• [To do]: Find every percentage reduction in the abstract on platelet capture in the femoral artery. List each with its treatment and the platelet measure it applies to.

• [Page extract]:
Primary and secondary capture of platelets onto inflamed femoral artery endothelium is dependent on P-selectin and PSGL-1.

Platelets constitute a key role in vascular injuries, however, the detailed mechanisms behind platelet-endothelial cell and platelet-leukocyte interactions in the femoral artery are not yet fully elucidated. We used intravital fluorescence microscopy of the femoral artery in C57BL/6 mice to study primary and secondary capture of platelets onto endothelial cells as well as onto adherent platelets and leukocytes in vivo. By use of monoclonal antibodies, the role of P-selectin and P-selectin glycoprotein ligand 1 (PSGL-1) in these adhesive interactions in mice exposed to endotoxin was determined. Intravenous injection of endotoxin significantly increased gene expression of P-selectin as well as platelet tethering, rolling and adhesion in the femoral artery. Pretreatment with the anti-PSGL-1 antibody decreased platelet tethering by 85%, platelet rolling by 88% and platelet adhesion by 96%. Immunoneutralization of P-selectin reduced platelet tethering by 91%, platelet rolling by 98%, and platelet adhesion by 97%. In addition, inhibition of P-selectin and PSGL-1 completely abolished secondary capture of platelets onto adherent platelets and leukocytes. Our data show that P-selectin and PSGL-1 mediate early interactions between platelets and other cells, including endothelial cells and leukocytes, in inflamed arteries. These novel results suggest that interference with P-selectin and PSGL-1 may be a useful target in strategies aiming to protect the vascular wall during arterial inflammation.

• [Input data]:
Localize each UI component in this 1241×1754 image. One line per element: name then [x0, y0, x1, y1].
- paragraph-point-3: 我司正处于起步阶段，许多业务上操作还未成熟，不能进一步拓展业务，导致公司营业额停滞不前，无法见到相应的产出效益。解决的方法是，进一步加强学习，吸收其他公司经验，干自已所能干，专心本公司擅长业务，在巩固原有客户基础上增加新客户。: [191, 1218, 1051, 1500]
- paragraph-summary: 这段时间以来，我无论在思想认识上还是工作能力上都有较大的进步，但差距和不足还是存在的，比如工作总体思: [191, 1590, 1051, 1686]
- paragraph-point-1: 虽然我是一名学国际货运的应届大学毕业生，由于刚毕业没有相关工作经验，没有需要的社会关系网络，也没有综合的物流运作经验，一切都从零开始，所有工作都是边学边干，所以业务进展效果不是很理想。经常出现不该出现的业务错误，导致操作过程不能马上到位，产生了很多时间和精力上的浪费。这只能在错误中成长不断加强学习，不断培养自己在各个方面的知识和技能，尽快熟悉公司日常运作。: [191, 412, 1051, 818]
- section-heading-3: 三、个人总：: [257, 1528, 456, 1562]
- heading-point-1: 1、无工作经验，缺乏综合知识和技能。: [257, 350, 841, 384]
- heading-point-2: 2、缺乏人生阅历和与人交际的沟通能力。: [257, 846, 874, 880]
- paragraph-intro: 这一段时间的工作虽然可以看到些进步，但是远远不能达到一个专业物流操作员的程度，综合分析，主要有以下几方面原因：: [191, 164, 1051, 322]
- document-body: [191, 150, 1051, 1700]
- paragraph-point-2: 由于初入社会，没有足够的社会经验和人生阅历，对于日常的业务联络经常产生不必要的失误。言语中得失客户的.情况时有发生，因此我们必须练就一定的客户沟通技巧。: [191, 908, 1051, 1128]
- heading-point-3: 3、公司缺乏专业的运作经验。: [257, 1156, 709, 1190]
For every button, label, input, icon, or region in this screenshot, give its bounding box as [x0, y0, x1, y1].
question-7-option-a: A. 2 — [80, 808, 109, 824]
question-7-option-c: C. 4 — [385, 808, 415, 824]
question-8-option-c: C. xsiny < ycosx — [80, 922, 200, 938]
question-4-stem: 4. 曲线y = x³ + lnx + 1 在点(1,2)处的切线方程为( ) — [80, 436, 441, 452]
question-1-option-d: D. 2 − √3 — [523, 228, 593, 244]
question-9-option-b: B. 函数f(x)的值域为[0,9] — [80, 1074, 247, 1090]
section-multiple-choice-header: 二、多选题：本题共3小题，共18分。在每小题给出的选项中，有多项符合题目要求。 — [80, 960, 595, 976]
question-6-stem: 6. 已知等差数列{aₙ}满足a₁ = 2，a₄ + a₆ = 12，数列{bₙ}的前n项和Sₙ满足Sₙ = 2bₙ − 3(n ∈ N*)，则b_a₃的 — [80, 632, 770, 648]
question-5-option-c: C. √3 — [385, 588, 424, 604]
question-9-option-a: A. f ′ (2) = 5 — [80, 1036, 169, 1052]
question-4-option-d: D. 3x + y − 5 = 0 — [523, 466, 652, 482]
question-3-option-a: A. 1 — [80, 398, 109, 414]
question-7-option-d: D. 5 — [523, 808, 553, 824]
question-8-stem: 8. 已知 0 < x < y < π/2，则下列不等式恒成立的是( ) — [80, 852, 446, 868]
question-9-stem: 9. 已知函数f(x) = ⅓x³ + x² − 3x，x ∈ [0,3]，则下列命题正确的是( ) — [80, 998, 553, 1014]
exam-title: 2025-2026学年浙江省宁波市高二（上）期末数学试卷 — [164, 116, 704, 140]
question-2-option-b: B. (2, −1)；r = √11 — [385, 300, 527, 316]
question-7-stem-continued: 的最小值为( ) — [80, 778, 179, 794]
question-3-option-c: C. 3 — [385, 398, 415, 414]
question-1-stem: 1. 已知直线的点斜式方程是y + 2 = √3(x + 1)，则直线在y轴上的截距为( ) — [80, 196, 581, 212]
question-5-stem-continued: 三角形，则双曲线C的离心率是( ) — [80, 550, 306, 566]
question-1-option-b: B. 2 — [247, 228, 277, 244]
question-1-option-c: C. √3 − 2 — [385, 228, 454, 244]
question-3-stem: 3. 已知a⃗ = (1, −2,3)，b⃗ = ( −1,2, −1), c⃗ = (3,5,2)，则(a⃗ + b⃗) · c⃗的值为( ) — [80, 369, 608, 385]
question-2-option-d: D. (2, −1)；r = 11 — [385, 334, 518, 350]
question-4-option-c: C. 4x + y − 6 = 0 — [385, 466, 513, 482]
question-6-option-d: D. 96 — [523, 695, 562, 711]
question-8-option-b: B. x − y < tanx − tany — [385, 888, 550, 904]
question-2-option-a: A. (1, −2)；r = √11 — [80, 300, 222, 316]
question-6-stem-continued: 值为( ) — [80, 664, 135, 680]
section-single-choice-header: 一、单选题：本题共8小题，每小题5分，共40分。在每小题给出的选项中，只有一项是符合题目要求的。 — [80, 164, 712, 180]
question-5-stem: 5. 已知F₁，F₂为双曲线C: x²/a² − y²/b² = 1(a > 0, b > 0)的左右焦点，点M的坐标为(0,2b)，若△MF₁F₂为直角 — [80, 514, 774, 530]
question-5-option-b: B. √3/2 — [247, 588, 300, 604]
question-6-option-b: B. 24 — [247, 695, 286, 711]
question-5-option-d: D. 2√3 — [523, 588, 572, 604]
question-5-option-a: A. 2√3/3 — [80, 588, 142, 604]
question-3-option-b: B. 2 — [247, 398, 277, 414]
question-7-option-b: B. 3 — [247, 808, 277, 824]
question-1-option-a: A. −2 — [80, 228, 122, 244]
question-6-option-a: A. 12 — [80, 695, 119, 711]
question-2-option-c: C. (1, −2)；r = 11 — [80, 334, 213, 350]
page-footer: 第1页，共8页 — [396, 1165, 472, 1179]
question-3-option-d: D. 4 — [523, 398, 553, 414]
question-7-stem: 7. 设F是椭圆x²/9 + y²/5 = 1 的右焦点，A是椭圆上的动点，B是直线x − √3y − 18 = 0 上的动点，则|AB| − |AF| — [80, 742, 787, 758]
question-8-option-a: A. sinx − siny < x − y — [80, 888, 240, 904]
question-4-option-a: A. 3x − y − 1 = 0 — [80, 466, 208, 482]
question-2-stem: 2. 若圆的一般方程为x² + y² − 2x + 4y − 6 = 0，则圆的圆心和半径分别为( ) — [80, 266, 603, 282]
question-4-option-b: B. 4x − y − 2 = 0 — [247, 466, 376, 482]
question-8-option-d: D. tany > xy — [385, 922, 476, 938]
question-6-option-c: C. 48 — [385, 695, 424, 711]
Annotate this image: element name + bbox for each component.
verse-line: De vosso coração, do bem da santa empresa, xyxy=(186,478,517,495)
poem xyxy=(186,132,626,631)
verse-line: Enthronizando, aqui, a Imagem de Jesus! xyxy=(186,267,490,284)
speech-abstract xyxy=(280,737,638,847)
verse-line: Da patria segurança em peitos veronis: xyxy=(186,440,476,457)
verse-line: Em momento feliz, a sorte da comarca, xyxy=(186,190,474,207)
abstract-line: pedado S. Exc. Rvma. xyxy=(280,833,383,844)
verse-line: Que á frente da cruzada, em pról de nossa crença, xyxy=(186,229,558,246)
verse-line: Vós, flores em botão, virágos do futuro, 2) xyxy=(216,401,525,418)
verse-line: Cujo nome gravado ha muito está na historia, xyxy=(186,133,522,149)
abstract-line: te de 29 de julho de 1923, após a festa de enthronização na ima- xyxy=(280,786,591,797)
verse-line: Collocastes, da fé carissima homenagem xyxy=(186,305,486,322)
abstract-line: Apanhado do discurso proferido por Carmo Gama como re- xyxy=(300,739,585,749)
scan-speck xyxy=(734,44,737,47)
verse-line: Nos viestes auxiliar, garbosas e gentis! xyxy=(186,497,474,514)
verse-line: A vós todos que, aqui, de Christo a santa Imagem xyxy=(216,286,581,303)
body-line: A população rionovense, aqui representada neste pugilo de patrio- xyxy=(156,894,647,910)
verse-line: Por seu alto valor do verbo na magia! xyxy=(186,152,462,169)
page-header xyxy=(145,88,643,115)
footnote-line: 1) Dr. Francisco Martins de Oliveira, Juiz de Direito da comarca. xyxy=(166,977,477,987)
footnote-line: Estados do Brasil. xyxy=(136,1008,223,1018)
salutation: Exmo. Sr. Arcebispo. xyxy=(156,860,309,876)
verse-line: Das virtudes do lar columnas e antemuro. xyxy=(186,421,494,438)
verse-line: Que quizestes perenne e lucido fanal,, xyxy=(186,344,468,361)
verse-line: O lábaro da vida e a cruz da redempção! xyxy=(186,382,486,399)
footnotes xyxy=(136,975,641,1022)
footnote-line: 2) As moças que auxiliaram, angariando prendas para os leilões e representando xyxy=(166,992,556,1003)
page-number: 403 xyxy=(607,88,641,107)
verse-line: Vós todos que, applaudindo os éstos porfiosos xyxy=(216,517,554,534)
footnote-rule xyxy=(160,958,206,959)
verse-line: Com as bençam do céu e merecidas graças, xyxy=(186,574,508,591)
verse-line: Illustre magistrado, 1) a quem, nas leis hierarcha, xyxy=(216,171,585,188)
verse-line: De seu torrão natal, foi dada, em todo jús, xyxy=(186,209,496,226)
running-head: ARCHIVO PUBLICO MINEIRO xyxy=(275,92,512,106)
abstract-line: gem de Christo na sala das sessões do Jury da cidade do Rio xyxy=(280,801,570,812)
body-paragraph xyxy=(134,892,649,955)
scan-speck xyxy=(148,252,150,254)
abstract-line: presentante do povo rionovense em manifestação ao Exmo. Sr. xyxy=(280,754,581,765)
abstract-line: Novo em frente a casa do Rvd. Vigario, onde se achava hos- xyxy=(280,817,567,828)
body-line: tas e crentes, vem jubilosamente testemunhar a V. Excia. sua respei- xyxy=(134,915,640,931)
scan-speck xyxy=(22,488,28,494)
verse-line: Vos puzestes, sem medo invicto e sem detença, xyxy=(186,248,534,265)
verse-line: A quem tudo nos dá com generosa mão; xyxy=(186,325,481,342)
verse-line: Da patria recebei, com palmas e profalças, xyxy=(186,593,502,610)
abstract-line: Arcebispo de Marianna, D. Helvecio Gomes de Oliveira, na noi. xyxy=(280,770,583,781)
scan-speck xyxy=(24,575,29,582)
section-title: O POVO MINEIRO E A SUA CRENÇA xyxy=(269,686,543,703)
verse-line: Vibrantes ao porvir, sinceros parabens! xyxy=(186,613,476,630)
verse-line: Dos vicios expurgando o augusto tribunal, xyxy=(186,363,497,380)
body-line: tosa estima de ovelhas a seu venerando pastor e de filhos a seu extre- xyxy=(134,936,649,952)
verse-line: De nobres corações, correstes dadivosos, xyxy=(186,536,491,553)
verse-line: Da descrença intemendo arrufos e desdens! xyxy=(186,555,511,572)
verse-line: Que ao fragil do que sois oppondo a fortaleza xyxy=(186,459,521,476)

• [Solution for this problem]:
- Anti-PSGL-1 antibody: platelet tethering decreased by 85%
- Anti-PSGL-1 antibody: platelet rolling decreased by 88%
- Anti-PSGL-1 antibody: platelet adhesion decreased by 96%
- Immunoneutralization of P-selectin: platelet tethering reduced by 91%
- Immunoneutralization of P-selectin: platelet rolling reduced by 98%
- Immunoneutralization of P-selectin: platelet adhesion reduced by 97%